▶ [PROBLEM TO WORK ON]
Gather every line below where "PSKs" appears.

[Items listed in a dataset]
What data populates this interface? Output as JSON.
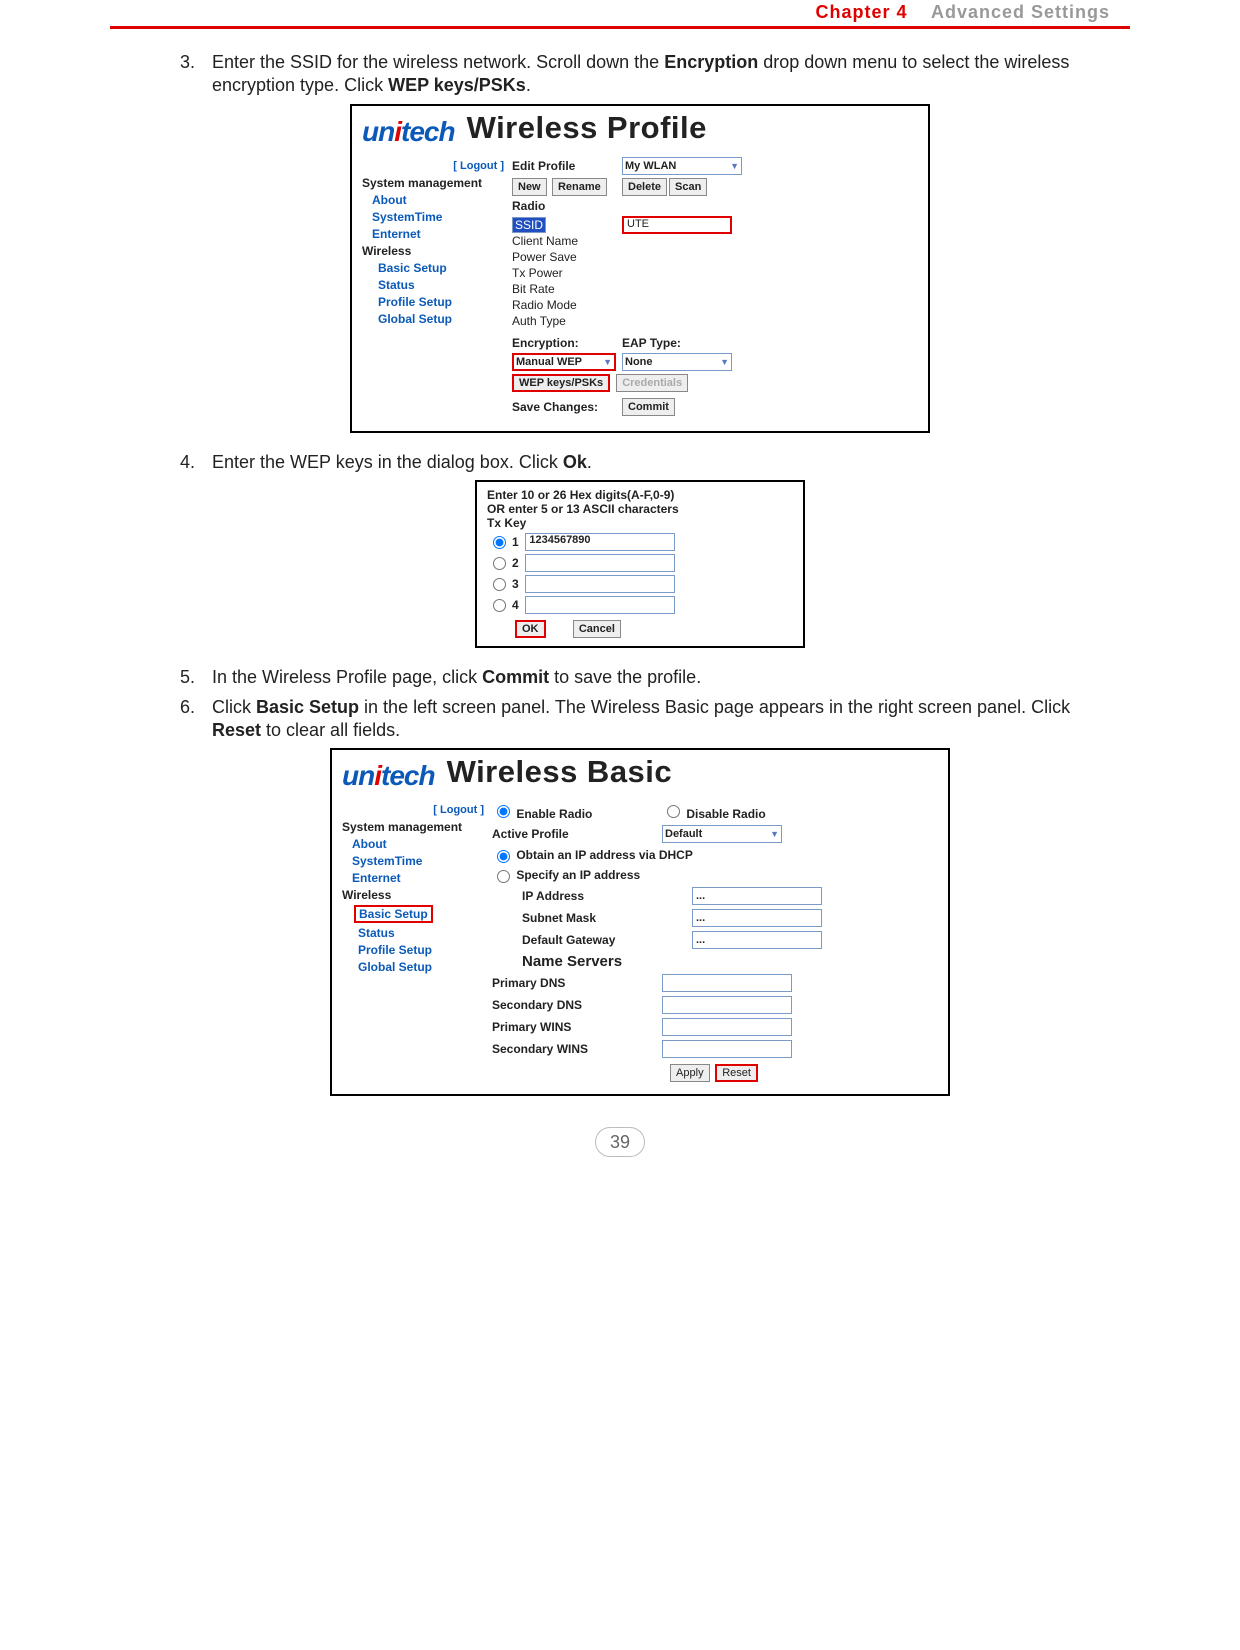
{
  "header": {
    "chapter_red": "Chapter 4",
    "chapter_gray": "Advanced Settings"
  },
  "steps": {
    "s3num": "3.",
    "s3a": "Enter the SSID for the wireless network. Scroll down the ",
    "s3b": "Encryption",
    "s3c": " drop down menu to select the wireless encryption type. Click ",
    "s3d": "WEP keys/PSKs",
    "s3e": ".",
    "s4num": "4.",
    "s4a": "Enter the WEP keys in the dialog box. Click ",
    "s4b": "Ok",
    "s4c": ".",
    "s5num": "5.",
    "s5a": "In the Wireless Profile page, click ",
    "s5b": "Commit",
    "s5c": " to save the profile.",
    "s6num": "6.",
    "s6a": "Click ",
    "s6b": "Basic Setup",
    "s6c": " in the left screen panel. The Wireless Basic page appears in the right screen panel. Click ",
    "s6d": "Reset",
    "s6e": " to clear all fields."
  },
  "logo": {
    "text_prefix": "un",
    "dot": "i",
    "text_suffix": "tech"
  },
  "shot1": {
    "title": "Wireless Profile",
    "logout": "[ Logout ]",
    "side": {
      "cat": "System management",
      "about": "About",
      "systemtime": "SystemTime",
      "enternet": "Enternet",
      "wireless": "Wireless",
      "basic": "Basic Setup",
      "status": "Status",
      "profile": "Profile Setup",
      "global": "Global Setup"
    },
    "editprofile": "Edit Profile",
    "mywlan": "My WLAN",
    "new": "New",
    "rename": "Rename",
    "delete": "Delete",
    "scan": "Scan",
    "radio": "Radio",
    "ssid": "SSID",
    "ssid_val": "UTE",
    "clientname": "Client Name",
    "powersave": "Power Save",
    "txpower": "Tx Power",
    "bitrate": "Bit Rate",
    "radiomode": "Radio Mode",
    "authtype": "Auth Type",
    "encryption": "Encryption:",
    "eaptype": "EAP Type:",
    "enc_val": "Manual WEP",
    "eap_val": "None",
    "wepkeys": "WEP keys/PSKs",
    "credentials": "Credentials",
    "savechanges": "Save Changes:",
    "commit": "Commit"
  },
  "shot2": {
    "line1": "Enter 10 or 26 Hex digits(A-F,0-9)",
    "line2": "OR enter 5 or 13 ASCII characters",
    "txkey": "Tx Key",
    "k1": "1",
    "k1v": "1234567890",
    "k2": "2",
    "k3": "3",
    "k4": "4",
    "ok": "OK",
    "cancel": "Cancel"
  },
  "shot3": {
    "title": "Wireless Basic",
    "logout": "[ Logout ]",
    "side": {
      "cat": "System management",
      "about": "About",
      "systemtime": "SystemTime",
      "enternet": "Enternet",
      "wireless": "Wireless",
      "basic": "Basic Setup",
      "status": "Status",
      "profile": "Profile Setup",
      "global": "Global Setup"
    },
    "enable": "Enable Radio",
    "disable": "Disable Radio",
    "activeprofile": "Active Profile",
    "default": "Default",
    "obtain": "Obtain an IP address via DHCP",
    "specify": "Specify an IP address",
    "ip": "IP Address",
    "subnet": "Subnet Mask",
    "gateway": "Default Gateway",
    "nameservers": "Name Servers",
    "pdns": "Primary DNS",
    "sdns": "Secondary DNS",
    "pwins": "Primary WINS",
    "swins": "Secondary WINS",
    "apply": "Apply",
    "reset": "Reset",
    "dots": "..."
  },
  "pagenum": "39"
}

▶ [OUTPUT BELOW]
    "s3d": "WEP keys/PSKs",
    "wepkeys": "WEP keys/PSKs",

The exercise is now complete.